**What is needed**
Give back the full material, exactly as it reads.
---------- Provided material ----------
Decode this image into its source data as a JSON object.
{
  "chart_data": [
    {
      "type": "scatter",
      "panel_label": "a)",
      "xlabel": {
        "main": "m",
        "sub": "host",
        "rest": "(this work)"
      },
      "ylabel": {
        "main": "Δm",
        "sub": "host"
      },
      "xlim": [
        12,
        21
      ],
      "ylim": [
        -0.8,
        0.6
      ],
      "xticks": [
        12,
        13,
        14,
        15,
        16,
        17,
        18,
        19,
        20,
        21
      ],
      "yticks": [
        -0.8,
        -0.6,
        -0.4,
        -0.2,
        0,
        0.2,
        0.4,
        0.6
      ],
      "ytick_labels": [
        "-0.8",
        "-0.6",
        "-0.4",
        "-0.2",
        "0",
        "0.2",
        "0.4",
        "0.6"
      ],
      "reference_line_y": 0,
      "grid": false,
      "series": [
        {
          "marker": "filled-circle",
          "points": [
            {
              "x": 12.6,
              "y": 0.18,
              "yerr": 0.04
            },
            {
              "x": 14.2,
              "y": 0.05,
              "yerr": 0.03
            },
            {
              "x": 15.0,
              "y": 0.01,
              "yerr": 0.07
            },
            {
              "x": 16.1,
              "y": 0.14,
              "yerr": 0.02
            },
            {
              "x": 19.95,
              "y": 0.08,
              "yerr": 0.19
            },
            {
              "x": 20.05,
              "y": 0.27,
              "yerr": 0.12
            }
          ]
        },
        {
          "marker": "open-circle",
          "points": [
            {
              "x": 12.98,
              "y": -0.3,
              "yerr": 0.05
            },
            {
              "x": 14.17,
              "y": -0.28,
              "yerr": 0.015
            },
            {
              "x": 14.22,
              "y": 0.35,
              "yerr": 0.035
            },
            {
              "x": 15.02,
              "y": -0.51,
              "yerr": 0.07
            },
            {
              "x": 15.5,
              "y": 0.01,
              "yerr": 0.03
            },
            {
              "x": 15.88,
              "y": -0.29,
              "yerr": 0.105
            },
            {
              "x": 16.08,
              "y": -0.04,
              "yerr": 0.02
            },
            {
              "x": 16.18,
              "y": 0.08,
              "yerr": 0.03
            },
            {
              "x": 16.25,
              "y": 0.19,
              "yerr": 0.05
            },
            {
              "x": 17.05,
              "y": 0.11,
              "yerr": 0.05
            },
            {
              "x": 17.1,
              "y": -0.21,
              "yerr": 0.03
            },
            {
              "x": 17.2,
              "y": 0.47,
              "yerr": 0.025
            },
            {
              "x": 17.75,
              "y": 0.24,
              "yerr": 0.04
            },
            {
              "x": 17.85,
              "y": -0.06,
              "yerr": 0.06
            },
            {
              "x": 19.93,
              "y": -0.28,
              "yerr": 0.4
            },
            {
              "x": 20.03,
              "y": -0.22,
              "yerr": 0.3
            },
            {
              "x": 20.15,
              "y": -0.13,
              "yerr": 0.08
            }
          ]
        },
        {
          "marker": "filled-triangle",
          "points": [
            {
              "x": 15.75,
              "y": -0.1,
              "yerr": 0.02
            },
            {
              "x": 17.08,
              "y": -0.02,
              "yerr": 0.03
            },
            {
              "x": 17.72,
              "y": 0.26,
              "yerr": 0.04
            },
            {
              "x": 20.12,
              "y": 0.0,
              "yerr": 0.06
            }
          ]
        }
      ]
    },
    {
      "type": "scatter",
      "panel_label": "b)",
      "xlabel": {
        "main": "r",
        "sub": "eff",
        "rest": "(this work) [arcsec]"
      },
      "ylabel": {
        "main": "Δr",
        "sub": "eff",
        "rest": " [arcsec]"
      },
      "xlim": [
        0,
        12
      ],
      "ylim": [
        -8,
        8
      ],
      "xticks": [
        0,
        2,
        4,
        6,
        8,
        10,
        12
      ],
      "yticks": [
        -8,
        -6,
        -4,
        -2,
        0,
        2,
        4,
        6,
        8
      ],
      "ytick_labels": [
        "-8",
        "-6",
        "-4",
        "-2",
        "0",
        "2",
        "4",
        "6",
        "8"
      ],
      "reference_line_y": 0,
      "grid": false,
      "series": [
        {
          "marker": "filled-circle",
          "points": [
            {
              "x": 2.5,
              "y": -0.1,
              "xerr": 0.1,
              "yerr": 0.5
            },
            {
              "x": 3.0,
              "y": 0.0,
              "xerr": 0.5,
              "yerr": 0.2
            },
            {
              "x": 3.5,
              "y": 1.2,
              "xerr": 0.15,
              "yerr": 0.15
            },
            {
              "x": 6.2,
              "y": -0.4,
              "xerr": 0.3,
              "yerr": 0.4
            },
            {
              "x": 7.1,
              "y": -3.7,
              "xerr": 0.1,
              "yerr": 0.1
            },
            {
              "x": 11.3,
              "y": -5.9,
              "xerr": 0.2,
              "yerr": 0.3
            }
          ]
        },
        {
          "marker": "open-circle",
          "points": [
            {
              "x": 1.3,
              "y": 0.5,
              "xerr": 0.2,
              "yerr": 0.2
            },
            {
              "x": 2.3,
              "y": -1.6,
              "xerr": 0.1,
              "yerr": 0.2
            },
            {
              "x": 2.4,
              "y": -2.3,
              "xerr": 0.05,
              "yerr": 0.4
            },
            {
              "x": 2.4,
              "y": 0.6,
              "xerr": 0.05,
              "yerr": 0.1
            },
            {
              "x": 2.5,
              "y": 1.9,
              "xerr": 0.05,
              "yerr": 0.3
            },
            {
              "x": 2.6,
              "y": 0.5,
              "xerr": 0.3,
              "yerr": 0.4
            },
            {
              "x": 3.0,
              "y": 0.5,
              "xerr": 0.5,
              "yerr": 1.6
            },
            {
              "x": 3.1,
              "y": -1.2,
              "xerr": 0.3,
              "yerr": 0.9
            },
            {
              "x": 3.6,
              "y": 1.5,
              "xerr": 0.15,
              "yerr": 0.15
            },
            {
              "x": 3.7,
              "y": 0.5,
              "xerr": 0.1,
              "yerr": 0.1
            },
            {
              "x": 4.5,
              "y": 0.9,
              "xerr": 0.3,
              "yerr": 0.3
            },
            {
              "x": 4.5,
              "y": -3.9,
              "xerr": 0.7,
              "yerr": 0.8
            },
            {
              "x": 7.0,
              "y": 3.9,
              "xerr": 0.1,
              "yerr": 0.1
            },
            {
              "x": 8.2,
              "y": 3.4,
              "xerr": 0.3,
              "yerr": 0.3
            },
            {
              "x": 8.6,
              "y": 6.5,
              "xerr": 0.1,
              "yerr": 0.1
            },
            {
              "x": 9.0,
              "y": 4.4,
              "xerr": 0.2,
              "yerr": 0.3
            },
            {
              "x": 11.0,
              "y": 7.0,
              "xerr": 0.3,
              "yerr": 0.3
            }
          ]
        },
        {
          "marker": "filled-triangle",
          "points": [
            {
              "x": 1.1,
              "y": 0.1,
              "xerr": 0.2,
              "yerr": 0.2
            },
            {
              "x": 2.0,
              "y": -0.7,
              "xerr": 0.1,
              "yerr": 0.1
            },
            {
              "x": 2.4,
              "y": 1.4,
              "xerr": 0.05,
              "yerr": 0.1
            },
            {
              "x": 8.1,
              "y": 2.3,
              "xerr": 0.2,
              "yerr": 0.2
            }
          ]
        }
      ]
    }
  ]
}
----------
**Exercise output**
Decode this image into its source data as a JSON object.
{
  "chart_data": [
    {
      "type": "scatter",
      "panel_label": "a)",
      "xlabel": {
        "main": "m",
        "sub": "host",
        "rest": "(this work)"
      },
      "ylabel": {
        "main": "Δm",
        "sub": "host"
      },
      "xlim": [
        12,
        21
      ],
      "ylim": [
        -0.8,
        0.6
      ],
      "xticks": [
        12,
        13,
        14,
        15,
        16,
        17,
        18,
        19,
        20,
        21
      ],
      "yticks": [
        -0.8,
        -0.6,
        -0.4,
        -0.2,
        0,
        0.2,
        0.4,
        0.6
      ],
      "ytick_labels": [
        "-0.8",
        "-0.6",
        "-0.4",
        "-0.2",
        "0",
        "0.2",
        "0.4",
        "0.6"
      ],
      "reference_line_y": 0,
      "grid": false,
      "series": [
        {
          "marker": "filled-circle",
          "points": [
            {
              "x": 12.6,
              "y": 0.18,
              "yerr": 0.04
            },
            {
              "x": 14.2,
              "y": 0.05,
              "yerr": 0.03
            },
            {
              "x": 15.0,
              "y": 0.01,
              "yerr": 0.07
            },
            {
              "x": 16.1,
              "y": 0.14,
              "yerr": 0.02
            },
            {
              "x": 19.95,
              "y": 0.08,
              "yerr": 0.19
            },
            {
              "x": 20.05,
              "y": 0.27,
              "yerr": 0.12
            }
          ]
        },
        {
          "marker": "open-circle",
          "points": [
            {
              "x": 12.98,
              "y": -0.3,
              "yerr": 0.05
            },
            {
              "x": 14.17,
              "y": -0.28,
              "yerr": 0.015
            },
            {
              "x": 14.22,
              "y": 0.35,
              "yerr": 0.035
            },
            {
              "x": 15.02,
              "y": -0.51,
              "yerr": 0.07
            },
            {
              "x": 15.5,
              "y": 0.01,
              "yerr": 0.03
            },
            {
              "x": 15.88,
              "y": -0.29,
              "yerr": 0.105
            },
            {
              "x": 16.08,
              "y": -0.04,
              "yerr": 0.02
            },
            {
              "x": 16.18,
              "y": 0.08,
              "yerr": 0.03
            },
            {
              "x": 16.25,
              "y": 0.19,
              "yerr": 0.05
            },
            {
              "x": 17.05,
              "y": 0.11,
              "yerr": 0.05
            },
            {
              "x": 17.1,
              "y": -0.21,
              "yerr": 0.03
            },
            {
              "x": 17.2,
              "y": 0.47,
              "yerr": 0.025
            },
            {
              "x": 17.75,
              "y": 0.24,
              "yerr": 0.04
            },
            {
              "x": 17.85,
              "y": -0.06,
              "yerr": 0.06
            },
            {
              "x": 19.93,
              "y": -0.28,
              "yerr": 0.4
            },
            {
              "x": 20.03,
              "y": -0.22,
              "yerr": 0.3
            },
            {
              "x": 20.15,
              "y": -0.13,
              "yerr": 0.08
            }
          ]
        },
        {
          "marker": "filled-triangle",
          "points": [
            {
              "x": 15.75,
              "y": -0.1,
              "yerr": 0.02
            },
            {
              "x": 17.08,
              "y": -0.02,
              "yerr": 0.03
            },
            {
              "x": 17.72,
              "y": 0.26,
              "yerr": 0.04
            },
            {
              "x": 20.12,
              "y": 0.0,
              "yerr": 0.06
            }
          ]
        }
      ]
    },
    {
      "type": "scatter",
      "panel_label": "b)",
      "xlabel": {
        "main": "r",
        "sub": "eff",
        "rest": "(this work) [arcsec]"
      },
      "ylabel": {
        "main": "Δr",
        "sub": "eff",
        "rest": " [arcsec]"
      },
      "xlim": [
        0,
        12
      ],
      "ylim": [
        -8,
        8
      ],
      "xticks": [
        0,
        2,
        4,
        6,
        8,
        10,
        12
      ],
      "yticks": [
        -8,
        -6,
        -4,
        -2,
        0,
        2,
        4,
        6,
        8
      ],
      "ytick_labels": [
        "-8",
        "-6",
        "-4",
        "-2",
        "0",
        "2",
        "4",
        "6",
        "8"
      ],
      "reference_line_y": 0,
      "grid": false,
      "series": [
        {
          "marker": "filled-circle",
          "points": [
            {
              "x": 2.5,
              "y": -0.1,
              "xerr": 0.1,
              "yerr": 0.5
            },
            {
              "x": 3.0,
              "y": 0.0,
              "xerr": 0.5,
              "yerr": 0.2
            },
            {
              "x": 3.5,
              "y": 1.2,
              "xerr": 0.15,
              "yerr": 0.15
            },
            {
              "x": 6.2,
              "y": -0.4,
              "xerr": 0.3,
              "yerr": 0.4
            },
            {
              "x": 7.1,
              "y": -3.7,
              "xerr": 0.1,
              "yerr": 0.1
            },
            {
              "x": 11.3,
              "y": -5.9,
              "xerr": 0.2,
              "yerr": 0.3
            }
          ]
        },
        {
          "marker": "open-circle",
          "points": [
            {
              "x": 1.3,
              "y": 0.5,
              "xerr": 0.2,
              "yerr": 0.2
            },
            {
              "x": 2.3,
              "y": -1.6,
              "xerr": 0.1,
              "yerr": 0.2
            },
            {
              "x": 2.4,
              "y": -2.3,
              "xerr": 0.05,
              "yerr": 0.4
            },
            {
              "x": 2.4,
              "y": 0.6,
              "xerr": 0.05,
              "yerr": 0.1
            },
            {
              "x": 2.5,
              "y": 1.9,
              "xerr": 0.05,
              "yerr": 0.3
            },
            {
              "x": 2.6,
              "y": 0.5,
              "xerr": 0.3,
              "yerr": 0.4
            },
            {
              "x": 3.0,
              "y": 0.5,
              "xerr": 0.5,
              "yerr": 1.6
            },
            {
              "x": 3.1,
              "y": -1.2,
              "xerr": 0.3,
              "yerr": 0.9
            },
            {
              "x": 3.6,
              "y": 1.5,
              "xerr": 0.15,
              "yerr": 0.15
            },
            {
              "x": 3.7,
              "y": 0.5,
              "xerr": 0.1,
              "yerr": 0.1
            },
            {
              "x": 4.5,
              "y": 0.9,
              "xerr": 0.3,
              "yerr": 0.3
            },
            {
              "x": 4.5,
              "y": -3.9,
              "xerr": 0.7,
              "yerr": 0.8
            },
            {
              "x": 7.0,
              "y": 3.9,
              "xerr": 0.1,
              "yerr": 0.1
            },
            {
              "x": 8.2,
              "y": 3.4,
              "xerr": 0.3,
              "yerr": 0.3
            },
            {
              "x": 8.6,
              "y": 6.5,
              "xerr": 0.1,
              "yerr": 0.1
            },
            {
              "x": 9.0,
              "y": 4.4,
              "xerr": 0.2,
              "yerr": 0.3
            },
            {
              "x": 11.0,
              "y": 7.0,
              "xerr": 0.3,
              "yerr": 0.3
            }
          ]
        },
        {
          "marker": "filled-triangle",
          "points": [
            {
              "x": 1.1,
              "y": 0.1,
              "xerr": 0.2,
              "yerr": 0.2
            },
            {
              "x": 2.0,
              "y": -0.7,
              "xerr": 0.1,
              "yerr": 0.1
            },
            {
              "x": 2.4,
              "y": 1.4,
              "xerr": 0.05,
              "yerr": 0.1
            },
            {
              "x": 8.1,
              "y": 2.3,
              "xerr": 0.2,
              "yerr": 0.2
            }
          ]
        }
      ]
    }
  ]
}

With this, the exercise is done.